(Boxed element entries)
-*-

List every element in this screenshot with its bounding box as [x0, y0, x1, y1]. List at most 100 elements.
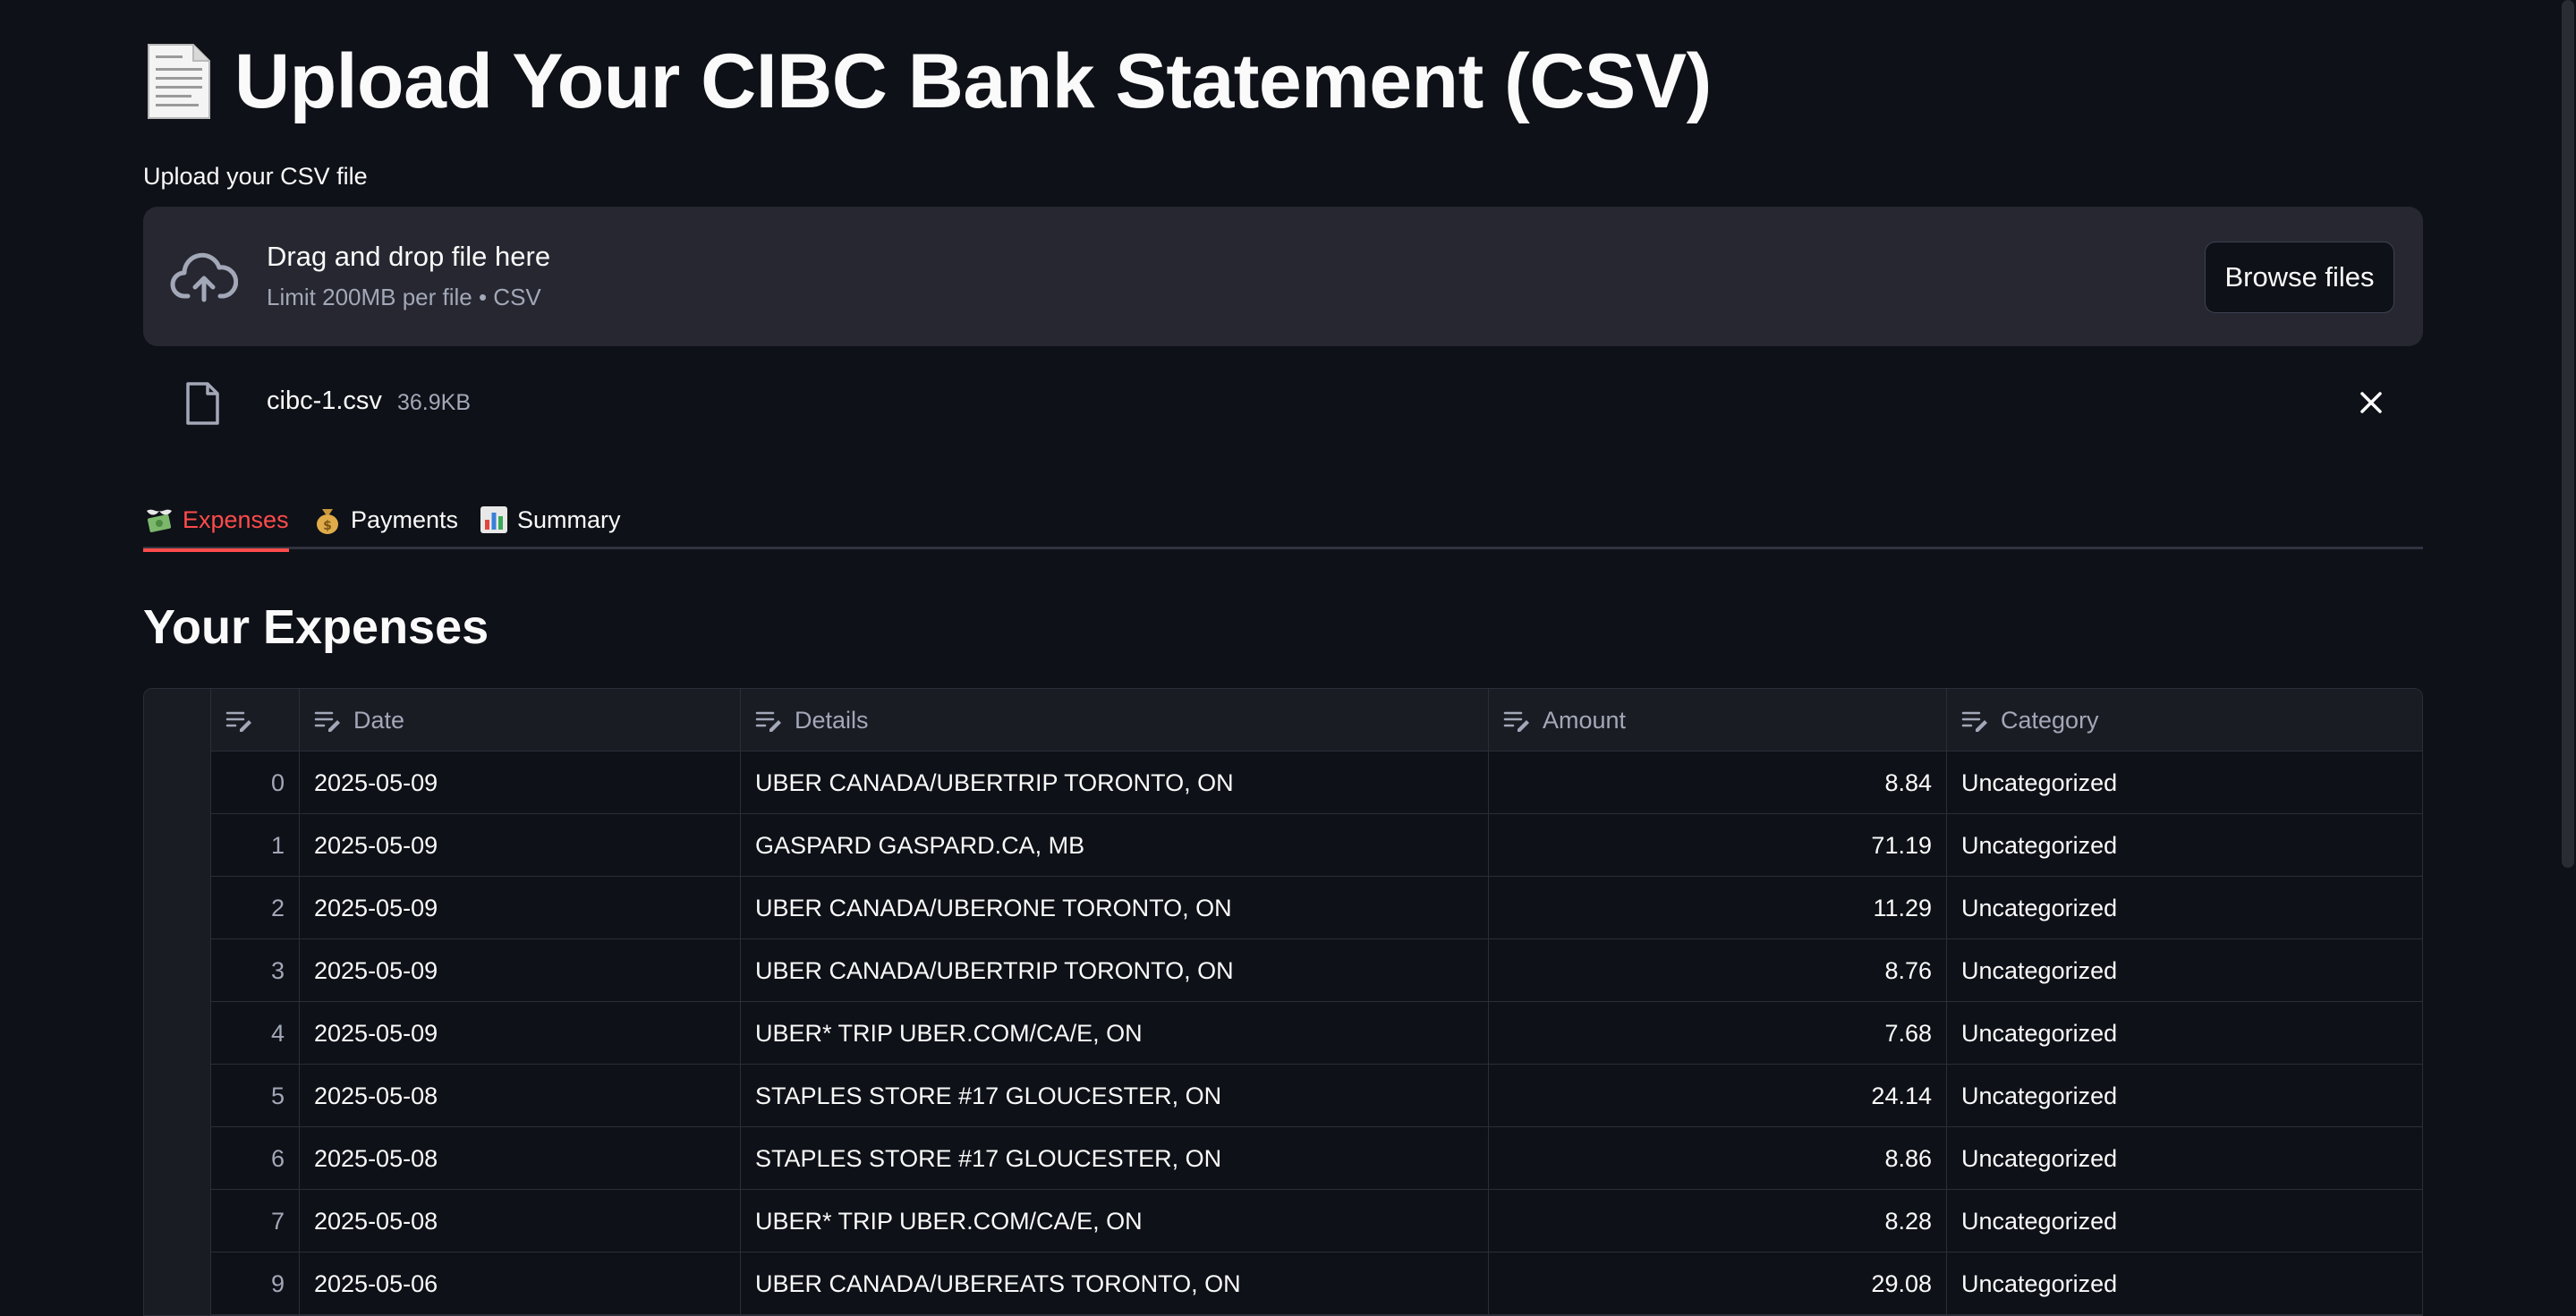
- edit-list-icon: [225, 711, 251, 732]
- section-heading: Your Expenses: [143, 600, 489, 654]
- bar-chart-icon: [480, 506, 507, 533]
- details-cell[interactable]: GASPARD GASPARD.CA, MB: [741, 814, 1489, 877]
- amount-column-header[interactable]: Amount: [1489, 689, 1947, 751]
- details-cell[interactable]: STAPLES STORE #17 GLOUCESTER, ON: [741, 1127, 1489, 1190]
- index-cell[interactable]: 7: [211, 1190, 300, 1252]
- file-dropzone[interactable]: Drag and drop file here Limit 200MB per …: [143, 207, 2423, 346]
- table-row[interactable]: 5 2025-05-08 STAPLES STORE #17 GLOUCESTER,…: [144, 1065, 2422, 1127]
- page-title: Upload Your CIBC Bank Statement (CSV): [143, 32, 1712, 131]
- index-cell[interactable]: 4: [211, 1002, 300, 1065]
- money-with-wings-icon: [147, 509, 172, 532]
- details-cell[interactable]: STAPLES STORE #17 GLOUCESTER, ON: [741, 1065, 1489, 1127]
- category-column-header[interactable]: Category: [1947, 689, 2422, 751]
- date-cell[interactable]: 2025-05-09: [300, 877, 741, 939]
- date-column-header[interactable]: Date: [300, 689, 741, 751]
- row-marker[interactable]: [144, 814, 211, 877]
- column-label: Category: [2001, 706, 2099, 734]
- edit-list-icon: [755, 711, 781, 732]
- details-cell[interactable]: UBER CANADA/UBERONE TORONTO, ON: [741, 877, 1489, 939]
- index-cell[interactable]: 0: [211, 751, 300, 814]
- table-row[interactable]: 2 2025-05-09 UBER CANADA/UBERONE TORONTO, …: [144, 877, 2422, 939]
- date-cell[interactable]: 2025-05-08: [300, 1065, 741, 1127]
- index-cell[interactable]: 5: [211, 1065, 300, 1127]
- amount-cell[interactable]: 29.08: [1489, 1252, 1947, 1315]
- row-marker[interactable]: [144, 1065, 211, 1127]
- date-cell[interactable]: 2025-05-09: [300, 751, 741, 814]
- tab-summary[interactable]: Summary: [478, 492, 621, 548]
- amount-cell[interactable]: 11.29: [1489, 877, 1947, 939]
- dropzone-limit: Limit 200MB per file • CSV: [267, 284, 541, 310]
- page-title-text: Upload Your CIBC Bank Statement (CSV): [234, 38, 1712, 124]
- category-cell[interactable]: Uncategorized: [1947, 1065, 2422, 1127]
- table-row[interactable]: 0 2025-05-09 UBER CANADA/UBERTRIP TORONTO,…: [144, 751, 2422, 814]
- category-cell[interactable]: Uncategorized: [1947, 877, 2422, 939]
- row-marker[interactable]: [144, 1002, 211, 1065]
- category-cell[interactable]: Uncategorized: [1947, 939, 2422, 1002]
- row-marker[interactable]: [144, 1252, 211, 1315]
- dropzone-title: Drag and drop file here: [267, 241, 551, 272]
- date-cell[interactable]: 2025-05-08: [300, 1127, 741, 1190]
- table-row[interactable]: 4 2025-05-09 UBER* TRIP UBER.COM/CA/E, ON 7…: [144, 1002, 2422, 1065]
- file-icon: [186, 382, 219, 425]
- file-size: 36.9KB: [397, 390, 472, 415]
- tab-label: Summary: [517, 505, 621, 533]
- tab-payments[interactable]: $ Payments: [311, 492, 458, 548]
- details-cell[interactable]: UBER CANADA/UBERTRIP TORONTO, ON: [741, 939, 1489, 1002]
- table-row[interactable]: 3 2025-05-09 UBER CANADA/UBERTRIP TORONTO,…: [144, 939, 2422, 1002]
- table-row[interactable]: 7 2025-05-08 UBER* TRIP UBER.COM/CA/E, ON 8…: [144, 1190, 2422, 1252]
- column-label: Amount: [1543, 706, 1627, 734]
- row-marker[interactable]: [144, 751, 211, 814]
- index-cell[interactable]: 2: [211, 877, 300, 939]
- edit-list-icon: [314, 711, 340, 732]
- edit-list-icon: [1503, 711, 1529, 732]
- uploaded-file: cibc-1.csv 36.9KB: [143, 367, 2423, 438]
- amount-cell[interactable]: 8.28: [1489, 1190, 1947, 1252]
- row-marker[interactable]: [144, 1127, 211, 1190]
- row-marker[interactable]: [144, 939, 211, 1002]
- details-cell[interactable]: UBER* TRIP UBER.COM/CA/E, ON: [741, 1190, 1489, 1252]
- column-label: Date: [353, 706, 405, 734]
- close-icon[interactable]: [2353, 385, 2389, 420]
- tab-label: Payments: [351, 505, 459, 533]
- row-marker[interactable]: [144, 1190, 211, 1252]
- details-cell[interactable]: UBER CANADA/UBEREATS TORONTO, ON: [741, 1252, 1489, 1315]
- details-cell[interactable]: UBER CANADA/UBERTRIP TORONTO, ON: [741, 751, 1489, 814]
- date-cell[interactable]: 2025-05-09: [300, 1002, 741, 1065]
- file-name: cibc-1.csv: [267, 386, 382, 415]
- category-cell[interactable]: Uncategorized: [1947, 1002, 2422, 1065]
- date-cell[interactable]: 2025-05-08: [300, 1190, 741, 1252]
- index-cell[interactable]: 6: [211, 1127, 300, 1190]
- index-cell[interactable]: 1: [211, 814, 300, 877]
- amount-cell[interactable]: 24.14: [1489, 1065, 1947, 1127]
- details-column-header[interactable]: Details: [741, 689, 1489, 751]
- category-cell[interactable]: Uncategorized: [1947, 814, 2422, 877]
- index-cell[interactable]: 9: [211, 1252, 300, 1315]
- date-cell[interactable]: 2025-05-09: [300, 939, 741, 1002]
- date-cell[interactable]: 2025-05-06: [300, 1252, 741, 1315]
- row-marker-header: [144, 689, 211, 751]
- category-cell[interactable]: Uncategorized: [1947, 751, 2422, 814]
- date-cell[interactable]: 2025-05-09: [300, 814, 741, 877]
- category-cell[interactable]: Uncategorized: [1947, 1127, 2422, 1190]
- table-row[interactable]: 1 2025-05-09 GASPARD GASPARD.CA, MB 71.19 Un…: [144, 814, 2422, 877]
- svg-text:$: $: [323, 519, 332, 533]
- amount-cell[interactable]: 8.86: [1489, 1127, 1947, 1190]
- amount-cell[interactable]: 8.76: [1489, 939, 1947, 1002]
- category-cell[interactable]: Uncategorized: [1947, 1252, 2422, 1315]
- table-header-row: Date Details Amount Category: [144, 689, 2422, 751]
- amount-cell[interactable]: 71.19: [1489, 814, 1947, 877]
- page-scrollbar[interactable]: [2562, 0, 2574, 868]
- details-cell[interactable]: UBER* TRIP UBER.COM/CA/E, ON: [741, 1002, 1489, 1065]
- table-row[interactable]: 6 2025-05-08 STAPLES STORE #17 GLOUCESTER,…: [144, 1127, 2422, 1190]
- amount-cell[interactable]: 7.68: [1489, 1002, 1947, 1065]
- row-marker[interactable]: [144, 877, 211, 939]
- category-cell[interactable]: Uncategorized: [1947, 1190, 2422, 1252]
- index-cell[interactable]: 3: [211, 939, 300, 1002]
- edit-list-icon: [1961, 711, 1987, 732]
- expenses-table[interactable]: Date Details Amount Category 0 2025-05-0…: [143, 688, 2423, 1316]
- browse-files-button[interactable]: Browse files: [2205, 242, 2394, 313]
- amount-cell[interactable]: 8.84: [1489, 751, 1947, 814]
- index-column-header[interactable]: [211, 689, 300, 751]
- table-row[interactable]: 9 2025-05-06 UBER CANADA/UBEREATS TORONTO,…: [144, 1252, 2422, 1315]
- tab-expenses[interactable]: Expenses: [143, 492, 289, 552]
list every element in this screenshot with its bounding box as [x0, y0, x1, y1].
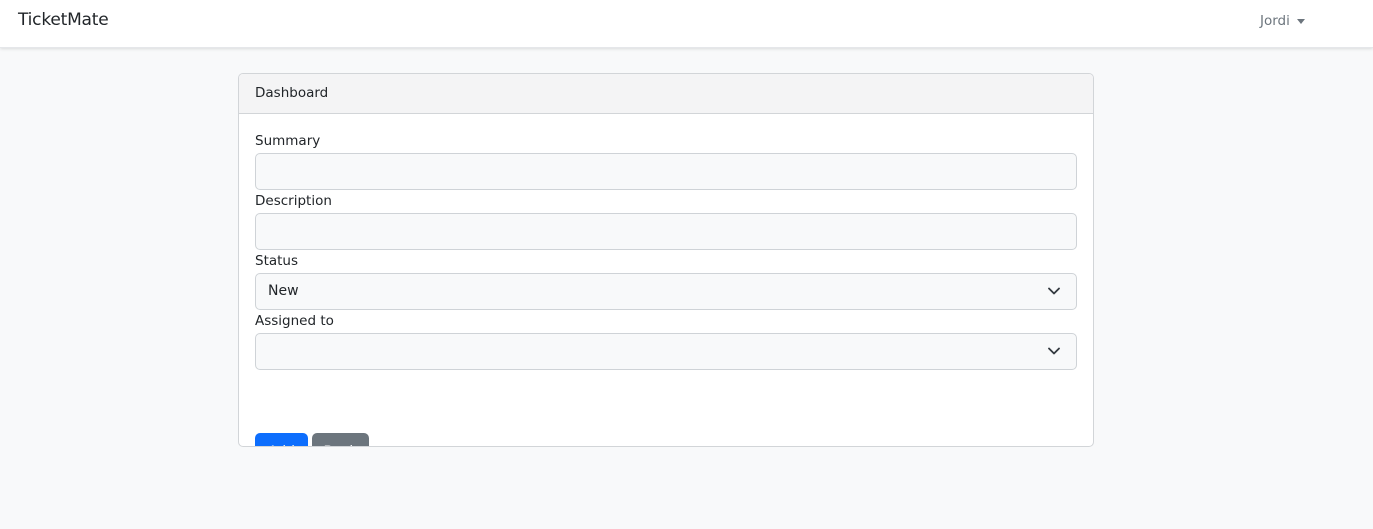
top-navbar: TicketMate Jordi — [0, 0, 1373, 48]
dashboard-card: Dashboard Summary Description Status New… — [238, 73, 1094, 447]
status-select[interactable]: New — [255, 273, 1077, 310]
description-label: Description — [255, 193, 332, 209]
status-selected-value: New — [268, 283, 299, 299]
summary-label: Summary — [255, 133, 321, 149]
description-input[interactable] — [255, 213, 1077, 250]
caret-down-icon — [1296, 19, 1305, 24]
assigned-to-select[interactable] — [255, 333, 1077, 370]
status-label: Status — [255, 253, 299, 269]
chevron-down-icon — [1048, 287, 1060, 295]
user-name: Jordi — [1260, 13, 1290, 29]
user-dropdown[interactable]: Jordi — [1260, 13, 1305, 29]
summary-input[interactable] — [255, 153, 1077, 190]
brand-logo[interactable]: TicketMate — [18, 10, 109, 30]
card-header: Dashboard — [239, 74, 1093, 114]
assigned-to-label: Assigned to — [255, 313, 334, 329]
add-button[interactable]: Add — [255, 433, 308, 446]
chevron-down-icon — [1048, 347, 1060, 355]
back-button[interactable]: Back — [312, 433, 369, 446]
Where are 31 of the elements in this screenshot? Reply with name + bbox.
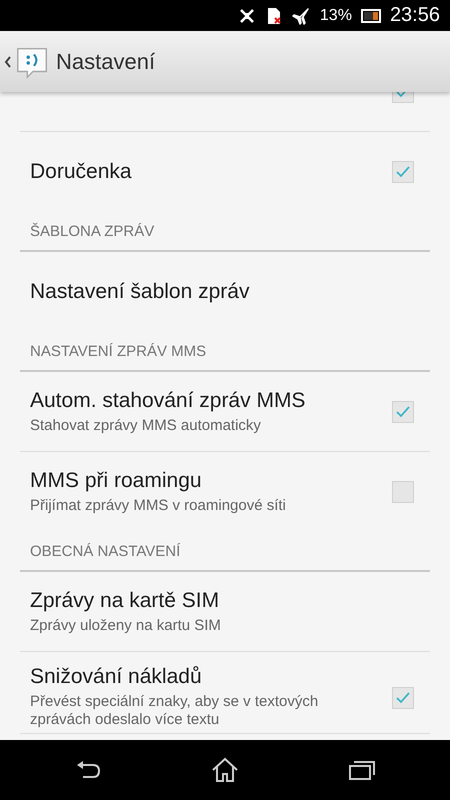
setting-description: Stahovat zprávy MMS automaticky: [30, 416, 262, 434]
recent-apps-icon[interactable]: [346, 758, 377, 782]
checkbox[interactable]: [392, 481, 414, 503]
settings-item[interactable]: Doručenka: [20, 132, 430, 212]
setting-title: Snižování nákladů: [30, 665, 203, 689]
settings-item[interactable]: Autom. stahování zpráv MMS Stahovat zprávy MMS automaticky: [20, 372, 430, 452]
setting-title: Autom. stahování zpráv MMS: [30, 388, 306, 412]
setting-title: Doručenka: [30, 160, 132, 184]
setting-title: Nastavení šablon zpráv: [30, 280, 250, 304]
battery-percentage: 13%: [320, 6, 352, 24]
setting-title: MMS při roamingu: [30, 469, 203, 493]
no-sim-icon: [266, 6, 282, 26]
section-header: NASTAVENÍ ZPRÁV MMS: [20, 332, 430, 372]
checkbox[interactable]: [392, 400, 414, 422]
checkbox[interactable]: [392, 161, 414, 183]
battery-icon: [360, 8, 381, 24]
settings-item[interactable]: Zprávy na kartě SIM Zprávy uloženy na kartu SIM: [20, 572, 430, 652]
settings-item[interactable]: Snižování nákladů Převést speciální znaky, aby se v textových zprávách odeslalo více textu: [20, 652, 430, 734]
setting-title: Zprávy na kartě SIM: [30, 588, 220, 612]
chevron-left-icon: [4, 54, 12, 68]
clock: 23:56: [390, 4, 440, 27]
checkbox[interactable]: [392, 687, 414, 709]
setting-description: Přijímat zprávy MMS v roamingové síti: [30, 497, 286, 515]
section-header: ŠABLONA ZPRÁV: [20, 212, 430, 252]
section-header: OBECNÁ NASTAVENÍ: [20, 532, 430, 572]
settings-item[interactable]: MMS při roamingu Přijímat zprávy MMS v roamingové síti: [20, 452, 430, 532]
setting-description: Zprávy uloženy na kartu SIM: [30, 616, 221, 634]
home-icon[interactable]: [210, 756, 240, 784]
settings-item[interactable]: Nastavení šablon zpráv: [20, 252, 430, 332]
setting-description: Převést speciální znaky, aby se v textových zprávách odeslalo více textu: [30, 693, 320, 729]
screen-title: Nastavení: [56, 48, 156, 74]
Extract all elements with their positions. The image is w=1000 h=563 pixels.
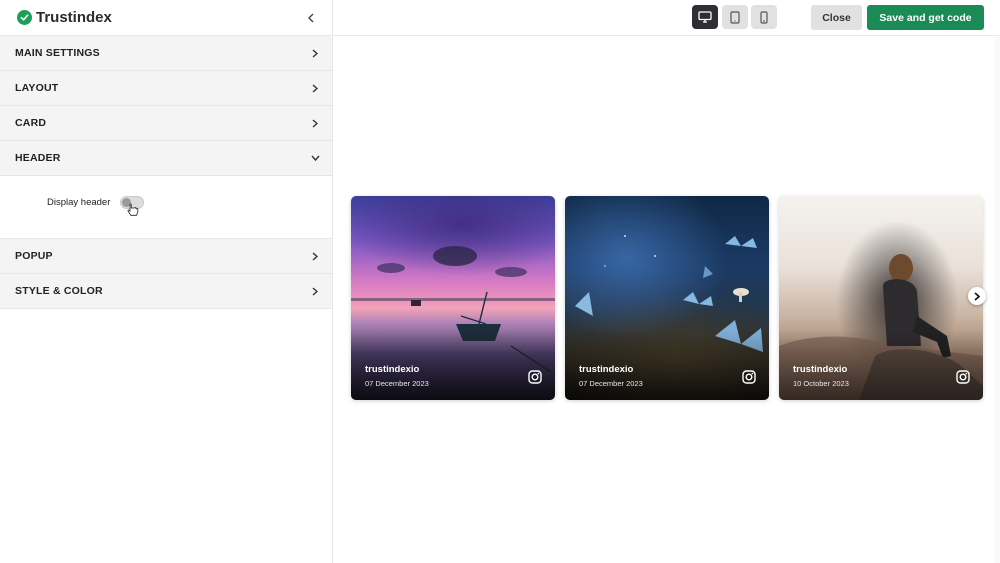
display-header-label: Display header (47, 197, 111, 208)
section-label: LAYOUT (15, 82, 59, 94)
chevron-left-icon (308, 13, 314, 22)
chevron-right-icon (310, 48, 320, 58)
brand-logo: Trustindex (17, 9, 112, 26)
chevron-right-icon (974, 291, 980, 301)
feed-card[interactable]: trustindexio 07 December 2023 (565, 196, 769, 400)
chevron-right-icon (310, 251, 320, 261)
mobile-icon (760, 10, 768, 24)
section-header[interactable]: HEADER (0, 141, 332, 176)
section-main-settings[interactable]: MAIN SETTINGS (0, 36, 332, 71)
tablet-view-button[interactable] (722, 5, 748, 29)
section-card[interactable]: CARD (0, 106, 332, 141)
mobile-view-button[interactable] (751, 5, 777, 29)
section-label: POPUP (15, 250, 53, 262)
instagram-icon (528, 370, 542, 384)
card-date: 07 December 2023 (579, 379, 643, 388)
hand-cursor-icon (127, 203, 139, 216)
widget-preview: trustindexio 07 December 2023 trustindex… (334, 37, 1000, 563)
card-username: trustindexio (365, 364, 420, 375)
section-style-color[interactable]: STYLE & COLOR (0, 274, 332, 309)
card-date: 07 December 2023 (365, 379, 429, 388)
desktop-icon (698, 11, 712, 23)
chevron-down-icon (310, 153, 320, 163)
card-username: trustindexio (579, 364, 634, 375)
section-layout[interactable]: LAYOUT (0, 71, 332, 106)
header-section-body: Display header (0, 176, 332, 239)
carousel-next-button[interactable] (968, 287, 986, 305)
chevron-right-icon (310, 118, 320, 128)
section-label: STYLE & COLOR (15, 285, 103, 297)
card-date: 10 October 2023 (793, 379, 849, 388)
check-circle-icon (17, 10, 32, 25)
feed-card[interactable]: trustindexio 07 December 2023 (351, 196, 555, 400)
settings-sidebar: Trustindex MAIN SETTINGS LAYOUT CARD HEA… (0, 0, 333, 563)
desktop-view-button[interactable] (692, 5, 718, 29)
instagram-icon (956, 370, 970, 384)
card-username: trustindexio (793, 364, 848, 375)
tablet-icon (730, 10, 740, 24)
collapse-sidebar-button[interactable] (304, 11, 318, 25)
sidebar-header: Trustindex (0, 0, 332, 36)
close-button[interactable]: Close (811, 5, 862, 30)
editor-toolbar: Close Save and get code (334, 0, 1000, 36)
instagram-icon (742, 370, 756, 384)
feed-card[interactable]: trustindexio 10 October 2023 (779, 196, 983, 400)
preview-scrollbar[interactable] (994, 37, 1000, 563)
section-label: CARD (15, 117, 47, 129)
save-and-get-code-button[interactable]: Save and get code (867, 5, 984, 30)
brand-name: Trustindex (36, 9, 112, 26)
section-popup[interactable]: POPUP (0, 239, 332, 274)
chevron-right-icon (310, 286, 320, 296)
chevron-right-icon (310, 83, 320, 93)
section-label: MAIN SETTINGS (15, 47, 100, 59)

-*-

Could you print the records from the line with "display-header-label: Display header" to the line with "mobile-icon (760, 10, 768, 24)", both included, copying each line exactly?

_Full response_
display-header-label: Display header (47, 197, 111, 208)
section-label: LAYOUT (15, 82, 59, 94)
chevron-left-icon (308, 13, 314, 22)
chevron-right-icon (310, 48, 320, 58)
brand-logo: Trustindex (17, 9, 112, 26)
chevron-right-icon (974, 291, 980, 301)
feed-card[interactable]: trustindexio 07 December 2023 (565, 196, 769, 400)
chevron-right-icon (310, 251, 320, 261)
mobile-icon (760, 10, 768, 24)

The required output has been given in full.